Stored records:
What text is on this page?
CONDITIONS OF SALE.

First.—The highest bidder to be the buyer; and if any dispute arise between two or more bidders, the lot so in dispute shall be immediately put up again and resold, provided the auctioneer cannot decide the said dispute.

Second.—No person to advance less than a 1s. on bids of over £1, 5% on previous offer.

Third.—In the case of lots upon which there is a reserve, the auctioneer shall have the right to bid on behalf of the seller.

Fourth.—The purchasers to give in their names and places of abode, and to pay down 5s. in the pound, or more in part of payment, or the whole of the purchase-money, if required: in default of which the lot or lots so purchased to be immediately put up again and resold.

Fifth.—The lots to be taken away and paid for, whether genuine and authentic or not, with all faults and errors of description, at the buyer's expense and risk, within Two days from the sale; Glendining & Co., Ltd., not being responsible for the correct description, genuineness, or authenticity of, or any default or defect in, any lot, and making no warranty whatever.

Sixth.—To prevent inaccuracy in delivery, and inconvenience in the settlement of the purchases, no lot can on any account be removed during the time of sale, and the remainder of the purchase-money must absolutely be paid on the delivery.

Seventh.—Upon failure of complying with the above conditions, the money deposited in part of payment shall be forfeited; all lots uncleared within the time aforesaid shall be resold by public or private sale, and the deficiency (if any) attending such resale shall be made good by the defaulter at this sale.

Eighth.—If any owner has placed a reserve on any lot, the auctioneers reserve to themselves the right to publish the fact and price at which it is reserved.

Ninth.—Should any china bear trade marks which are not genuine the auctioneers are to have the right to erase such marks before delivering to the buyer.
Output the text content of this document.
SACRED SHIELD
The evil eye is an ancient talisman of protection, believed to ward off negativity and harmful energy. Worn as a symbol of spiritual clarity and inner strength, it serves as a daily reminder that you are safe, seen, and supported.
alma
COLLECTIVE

Objective. Output the full listing exactly as it stands.

Result.
What text is on this page?
CONDITIONS OF SALE.

First.—The highest bidder to be the buyer; and if any dispute arise between two or more bidders, the lot so in dispute shall be immediately put up again and resold, provided the auctioneer cannot decide the said dispute.

Second.—No person to advance less than a 1s. on bids of over £1, 5% on previous offer.

Third.—In the case of lots upon which there is a reserve, the auctioneer shall have the right to bid on behalf of the seller.

Fourth.—The purchasers to give in their names and places of abode, and to pay down 5s. in the pound, or more in part of payment, or the whole of the purchase-money, if required: in default of which the lot or lots so purchased to be immediately put up again and resold.

Fifth.—The lots to be taken away and paid for, whether genuine and authentic or not, with all faults and errors of description, at the buyer's expense and risk, within Two days from the sale; Glendining & Co., Ltd., not being responsible for the correct description, genuineness, or authenticity of, or any default or defect in, any lot, and making no warranty whatever.

Sixth.—To prevent inaccuracy in delivery, and inconvenience in the settlement of the purchases, no lot can on any account be removed during the time of sale, and the remainder of the purchase-money must absolutely be paid on the delivery.

Seventh.—Upon failure of complying with the above conditions, the money deposited in part of payment shall be forfeited; all lots uncleared within the time aforesaid shall be resold by public or private sale, and the deficiency (if any) attending such resale shall be made good by the defaulter at this sale.

Eighth.—If any owner has placed a reserve on any lot, the auctioneers reserve to themselves the right to publish the fact and price at which it is reserved.

Ninth.—Should any china bear trade marks which are not genuine the auctioneers are to have the right to erase such marks before delivering to the buyer.
Output the text content of this document.
SACRED SHIELD
The evil eye is an ancient talisman of protection, believed to ward off negativity and harmful energy. Worn as a symbol of spiritual clarity and inner strength, it serves as a daily reminder that you are safe, seen, and supported.
alma
COLLECTIVE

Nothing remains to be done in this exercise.